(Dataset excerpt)
***

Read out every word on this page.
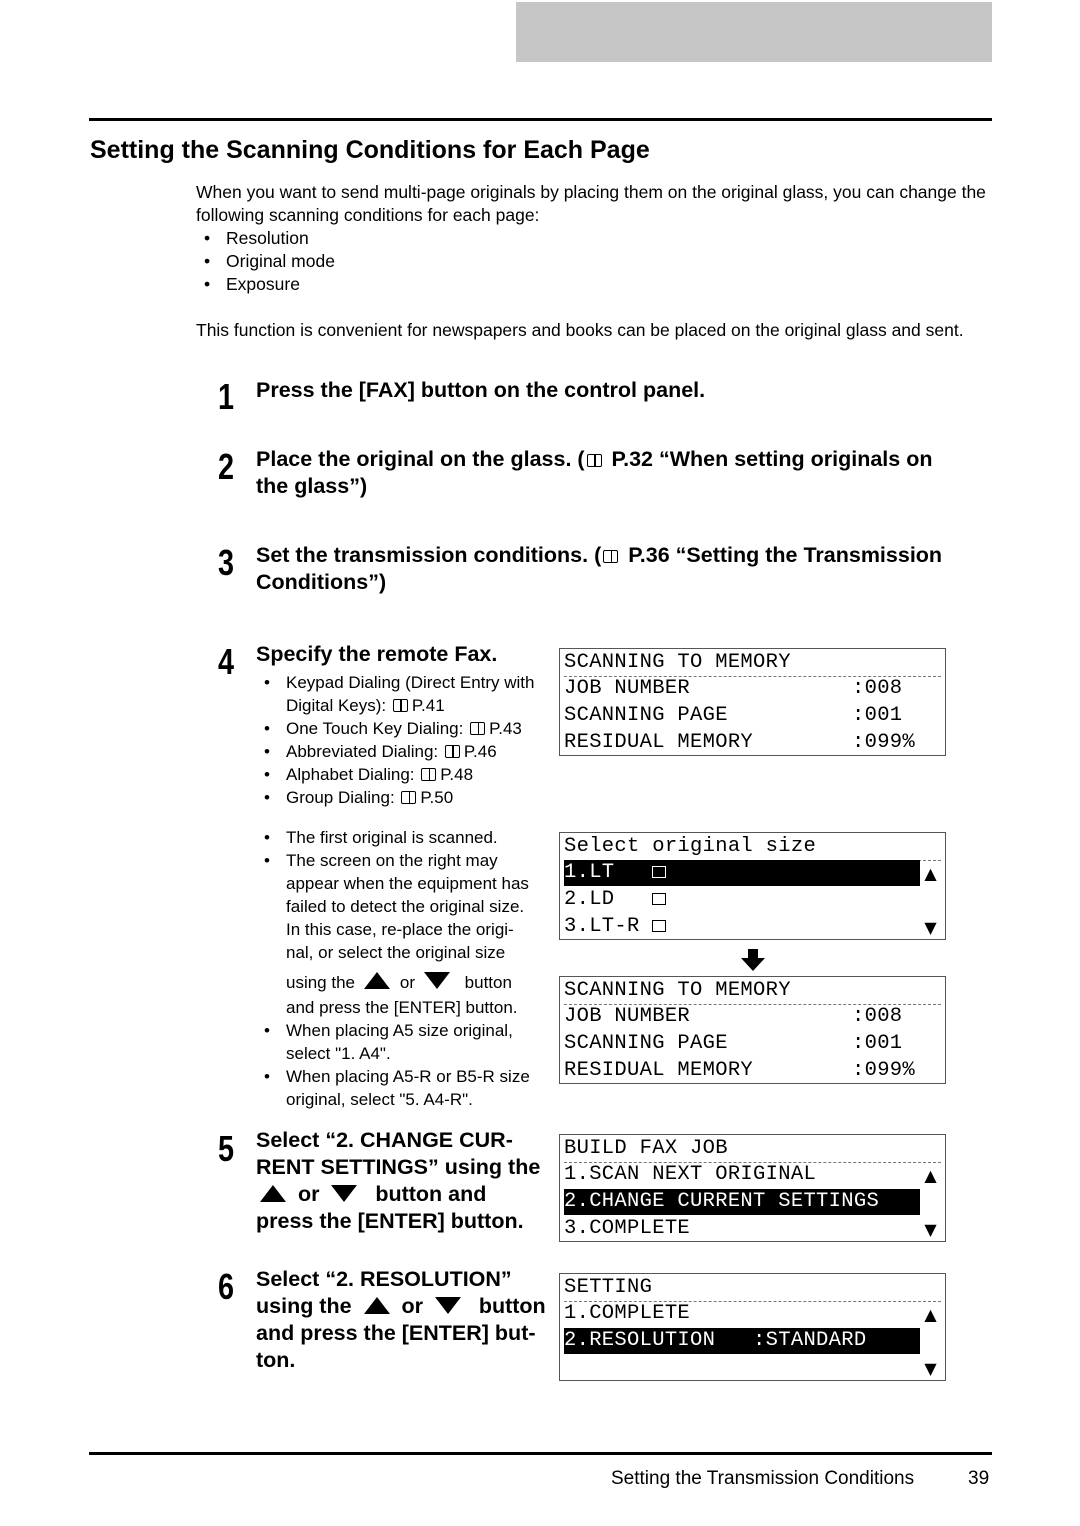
Setting the Scanning Conditions for Each Page
When you want to send multi-page originals by placing them on the original glass, you can change the following scanning conditions for each page:
• Resolution
• Original mode
• Exposure
This function is convenient for newspapers and books can be placed on the original glass and sent.
1 Press the [FAX] button on the control panel.
2 Place the original on the glass. ( P.32 “When setting originals on
the glass”)
3 Set the transmission conditions. ( P.36 “Setting the Transmission
Conditions”)
4 Specify the remote Fax.
• Keypad Dialing (Direct Entry with
Digital Keys): P.41
• One Touch Key Dialing: P.43
• Abbreviated Dialing: P.46
• Alphabet Dialing: P.48
• Group Dialing: P.50
• The first original is scanned.
• The screen on the right may
appear when the equipment has
failed to detect the original size.
In this case, re-place the origi-
nal, or select the original size
using the	or	button
and press the [ENTER] button.
• When placing A5 size original,
select "1. A4".
• When placing A5-R or B5-R size
original, select "5. A4-R".
5 Select “2. CHANGE CUR-
RENT SETTINGS” using the
or	button and
press the [ENTER] button.
6 Select “2. RESOLUTION”
using the or	button
and press the [ENTER] but-
ton.
SCANNING TO MEMORY
JOB NUMBER	:008
SCANNING PAGE	:001
RESIDUAL MEMORY	:099%
Select original size
1.LT	▲
2.LD
3.LT-R	▼
SCANNING TO MEMORY
JOB NUMBER	:008
SCANNING PAGE	:001
RESIDUAL MEMORY	:099%
BUILD FAX JOB
1.SCAN NEXT ORIGINAL	▲
2.CHANGE CURRENT SETTINGS
3.COMPLETE	▼
SETTING
1.COMPLETE	▲
2.RESOLUTION   :STANDARD
▼
Setting the Transmission Conditions	39
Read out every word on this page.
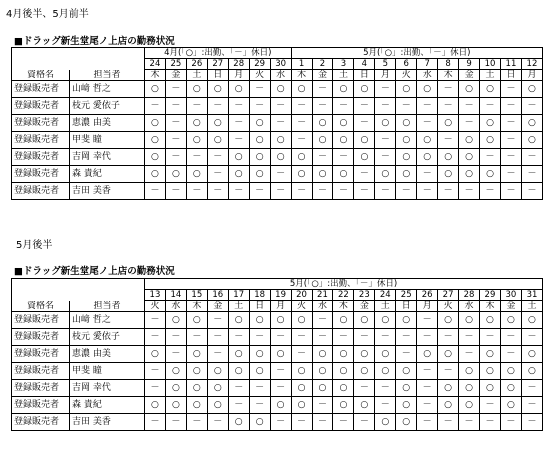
4月後半、5月前半
■ドラッグ新生堂尾ノ上店の勤務状況
		4月(「○」:出勤、「－」休日)							5月(「○」:出勤、「－」休日)											
		24	25	26	27	28	29	30	1	2	3	4	5	6	7	8	9	10	11	12
資格名	担当者	木	金	土	日	月	火	水	木	金	土	日	月	火	水	木	金	土	日	月
登録販売者	山﨑 哲之	○	－	○	○	○	－	○	○	－	○	○	－	○	○	－	○	○	－	○
登録販売者	枝元 愛依子	－	－	－	－	－	－	－	－	－	－	－	－	－	－	－	－	－	－	－
登録販売者	恵濃 由美	○	－	○	○	－	○	－	－	○	○	－	○	○	－	○	－	○	－	○
登録販売者	甲斐 瞳	○	－	○	○	－	○	○	－	○	○	○	－	○	○	－	○	○	－	○
登録販売者	吉岡 幸代	○	－	－	－	○	○	○	○	－	－	○	－	○	○	○	○	－	－	－
登録販売者	森 貴紀	○	○	○	－	○	○	－	○	○	○	－	○	○	－	○	○	○	－	－
登録販売者	吉田 美香	－	－	－	－	－	－	－	－	－	－	－	－	－	－	－	－	－	－	－
5月後半
■ドラッグ新生堂尾ノ上店の勤務状況
		5月(「○」:出勤、「－」休日)																		
		13	14	15	16	17	18	19	20	21	22	23	24	25	26	27	28	29	30	31
資格名	担当者	火	水	木	金	土	日	月	火	水	木	金	土	日	月	火	水	木	金	土
登録販売者	山﨑 哲之	－	○	○	－	○	○	○	○	－	○	○	○	○	－	○	○	○	○	○
登録販売者	枝元 愛依子	－	－	－	－	－	－	－	－	－	－	－	－	－	－	－	－	－	－	－
登録販売者	恵濃 由美	○	－	○	－	○	○	○	－	○	○	○	○	－	○	○	－	○	－	○
登録販売者	甲斐 瞳	－	○	○	○	○	○	－	○	○	○	○	○	○	－	－	○	○	○	○
登録販売者	吉岡 幸代	－	○	○	○	－	－	－	○	○	○	－	－	○	－	○	○	○	○	－
登録販売者	森 貴紀	○	○	○	○	－	－	○	○	－	○	○	－	○	－	○	○	－	○	－
登録販売者	吉田 美香	－	－	－	－	○	○	－	－	－	－	－	○	○	－	－	－	－	－	－
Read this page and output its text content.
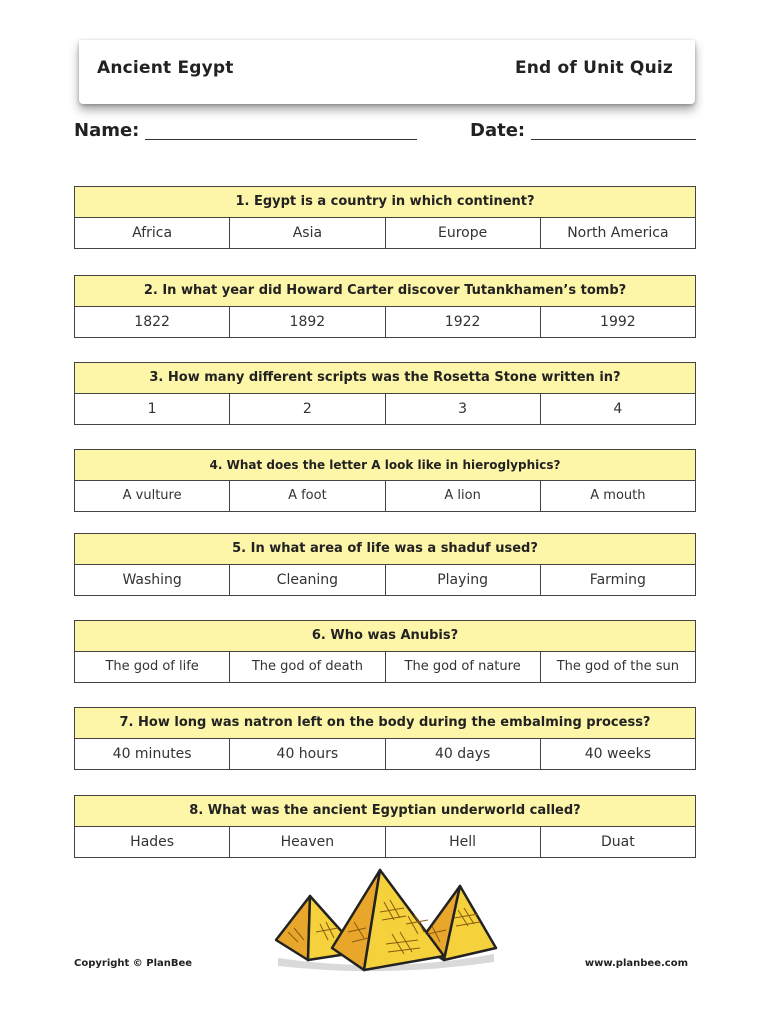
Ancient Egypt	End of Unit Quiz
Name:	Date:
1. Egypt is a country in which continent?
Africa	Asia	Europe	North America
2. In what year did Howard Carter discover Tutankhamen’s tomb?
1822	1892	1922	1992
3. How many different scripts was the Rosetta Stone written in?
1	2	3	4
4. What does the letter A look like in hieroglyphics?
A vulture	A foot	A lion	A mouth
5. In what area of life was a shaduf used?
Washing	Cleaning	Playing	Farming
6. Who was Anubis?
The god of life	The god of death	The god of nature	The god of the sun
7. How long was natron left on the body during the embalming process?
40 minutes	40 hours	40 days	40 weeks
8. What was the ancient Egyptian underworld called?
Hades	Heaven	Hell	Duat
Copyright © PlanBee	www.planbee.com
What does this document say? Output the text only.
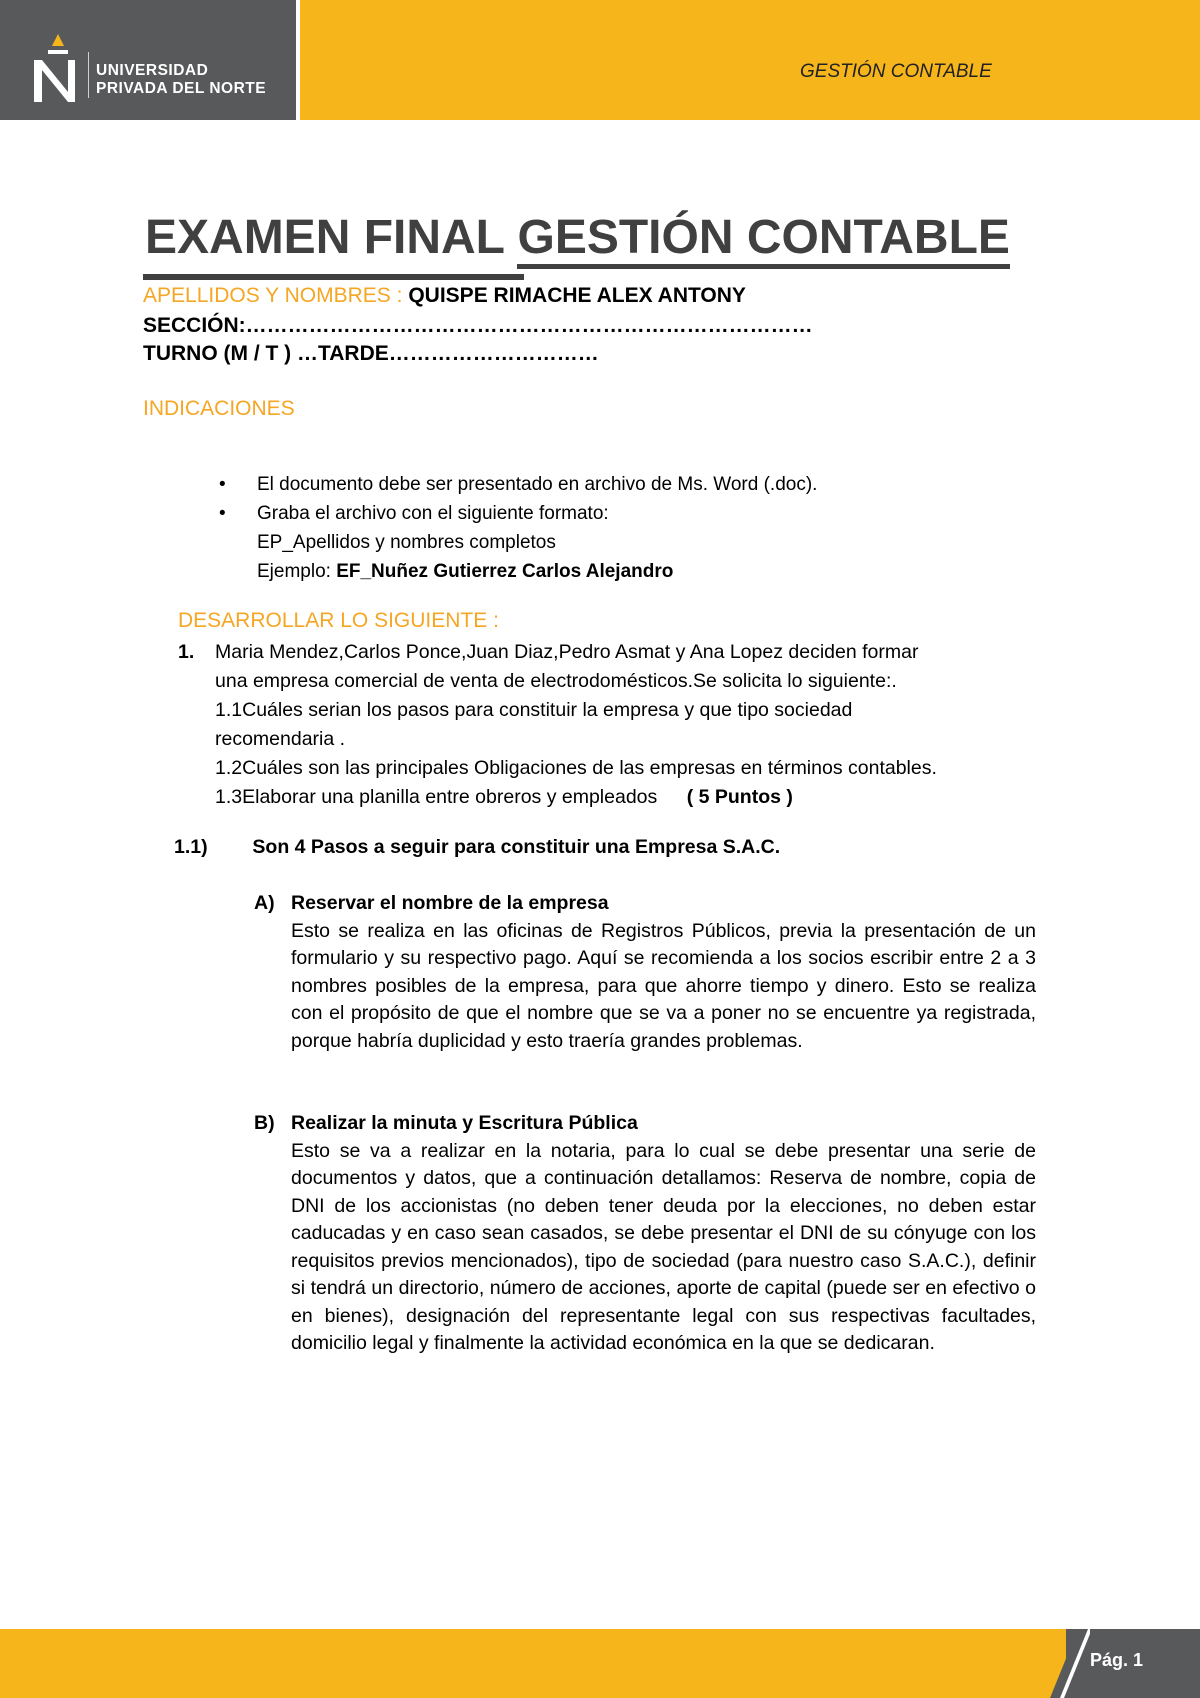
UNIVERSIDAD
PRIVADA DEL NORTE
GESTIÓN CONTABLE
EXAMEN FINAL GESTIÓN CONTABLE
APELLIDOS Y NOMBRES : QUISPE RIMACHE ALEX ANTONY
SECCIÓN:………………………………………………………………………
TURNO (M / T ) …TARDE…………………………
INDICACIONES
• El documento debe ser presentado en archivo de Ms. Word (.doc).
• Graba el archivo con el siguiente formato:
EP_Apellidos y nombres completos
Ejemplo: EF_Nuñez Gutierrez Carlos Alejandro
DESARROLLAR LO SIGUIENTE :
1. Maria Mendez,Carlos Ponce,Juan Diaz,Pedro Asmat y Ana Lopez deciden formar
una empresa comercial de venta de electrodomésticos.Se solicita lo siguiente:.
1.1Cuáles serian los pasos para constituir la empresa y que tipo sociedad
recomendaria .
1.2Cuáles son las principales Obligaciones de las empresas en términos contables.
1.3Elaborar una planilla entre obreros y empleados ( 5 Puntos )
1.1) Son 4 Pasos a seguir para constituir una Empresa S.A.C.
A) Reservar el nombre de la empresa

Esto se realiza en las oficinas de Registros Públicos, previa la presentación de un formulario y su respectivo pago. Aquí se recomienda a los socios escribir entre 2 a 3 nombres posibles de la empresa, para que ahorre tiempo y dinero. Esto se realiza con el propósito de que el nombre que se va a poner no se encuentre ya registrada, porque habría duplicidad y esto traería grandes problemas.

B) Realizar la minuta y Escritura Pública

Esto se va a realizar en la notaria, para lo cual se debe presentar una serie de documentos y datos, que a continuación detallamos: Reserva de nombre, copia de DNI de los accionistas (no deben tener deuda por la elecciones, no deben estar caducadas y en caso sean casados, se debe presentar el DNI de su cónyuge con los requisitos previos mencionados), tipo de sociedad (para nuestro caso S.A.C.), definir si tendrá un directorio, número de acciones, aporte de capital (puede ser en efectivo o en bienes), designación del representante legal con sus respectivas facultades, domicilio legal y finalmente la actividad económica en la que se dedicaran.

Pág. 1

***

**REQUIREMENTS**
Check every line of the data above for the string "life", and copy those that have it.

**PROBLEM SOLUTION**
5. In what area of life was a shaduf used?
The god of life	The god of death	The god of nature	The god of the sun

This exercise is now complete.